■ PROBLEM
With the images removed, repeat the data below exactly.

■ INPUT ROWS

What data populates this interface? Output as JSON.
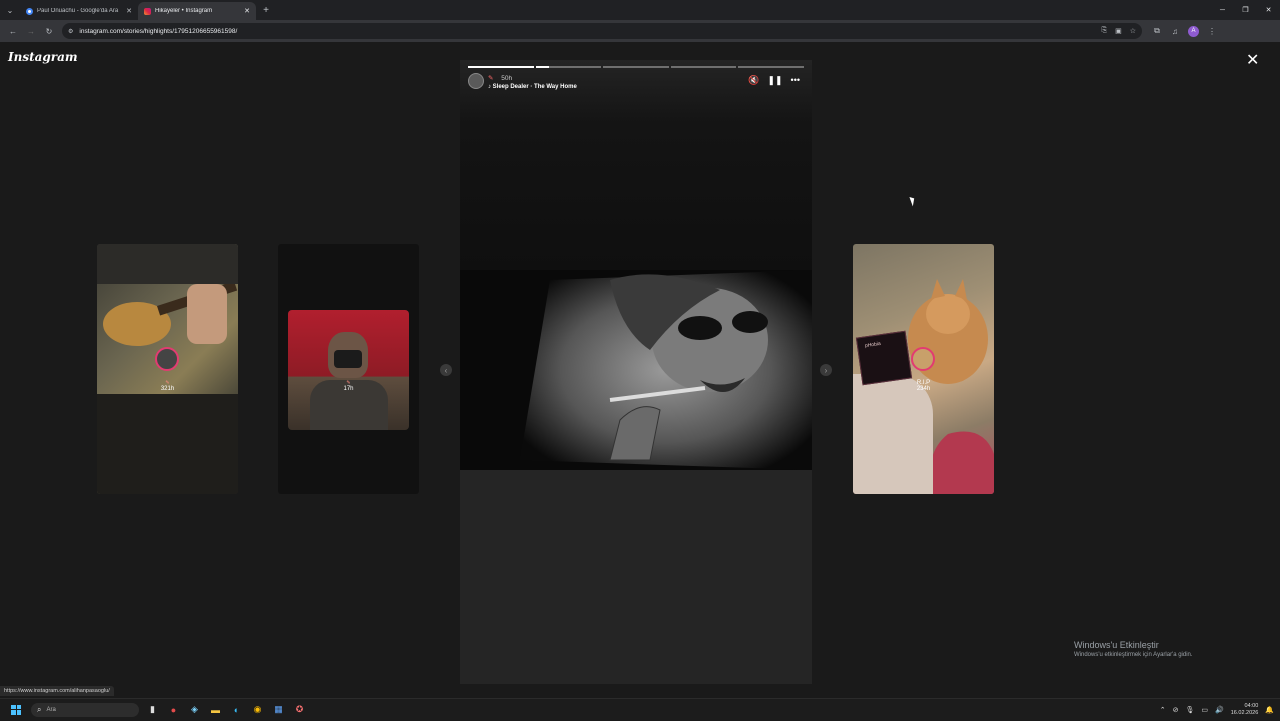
{
  "browser": {
    "tabs": [
      {
        "title": "Paul Onuachu - Google'da Ara",
        "active": false,
        "favicon": "google-icon"
      },
      {
        "title": "Hikayeler • Instagram",
        "active": true,
        "favicon": "instagram-icon"
      }
    ],
    "url": "instagram.com/stories/highlights/17951206655961598/"
  },
  "instagram": {
    "logo": "Instagram",
    "story": {
      "time": "50h",
      "song": "Sleep Dealer · The Way Home",
      "progress_segments": 5,
      "current_segment": 2
    },
    "cards": [
      {
        "label": "321h"
      },
      {
        "label": "17h"
      },
      {
        "name": "R.I.P",
        "label": "234h",
        "album_text": "pHobia"
      }
    ]
  },
  "status_url": "https://www.instagram.com/alihanpasaoglu/",
  "watermark": {
    "line1": "Windows'u Etkinleştir",
    "line2": "Windows'u etkinleştirmek için Ayarlar'a gidin."
  },
  "taskbar": {
    "search_placeholder": "Ara",
    "time": "04:00",
    "date": "16.02.2026"
  }
}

■ WORKED SOLUTION
What data populates this interface? Output as JSON.
{
  "browser": {
    "tabs": [
      {
        "title": "Paul Onuachu - Google'da Ara",
        "active": false,
        "favicon": "google-icon"
      },
      {
        "title": "Hikayeler • Instagram",
        "active": true,
        "favicon": "instagram-icon"
      }
    ],
    "url": "instagram.com/stories/highlights/17951206655961598/"
  },
  "instagram": {
    "logo": "Instagram",
    "story": {
      "time": "50h",
      "song": "Sleep Dealer · The Way Home",
      "progress_segments": 5,
      "current_segment": 2
    },
    "cards": [
      {
        "label": "321h"
      },
      {
        "label": "17h"
      },
      {
        "name": "R.I.P",
        "label": "234h",
        "album_text": "pHobia"
      }
    ]
  },
  "status_url": "https://www.instagram.com/alihanpasaoglu/",
  "watermark": {
    "line1": "Windows'u Etkinleştir",
    "line2": "Windows'u etkinleştirmek için Ayarlar'a gidin."
  },
  "taskbar": {
    "search_placeholder": "Ara",
    "time": "04:00",
    "date": "16.02.2026"
  }
}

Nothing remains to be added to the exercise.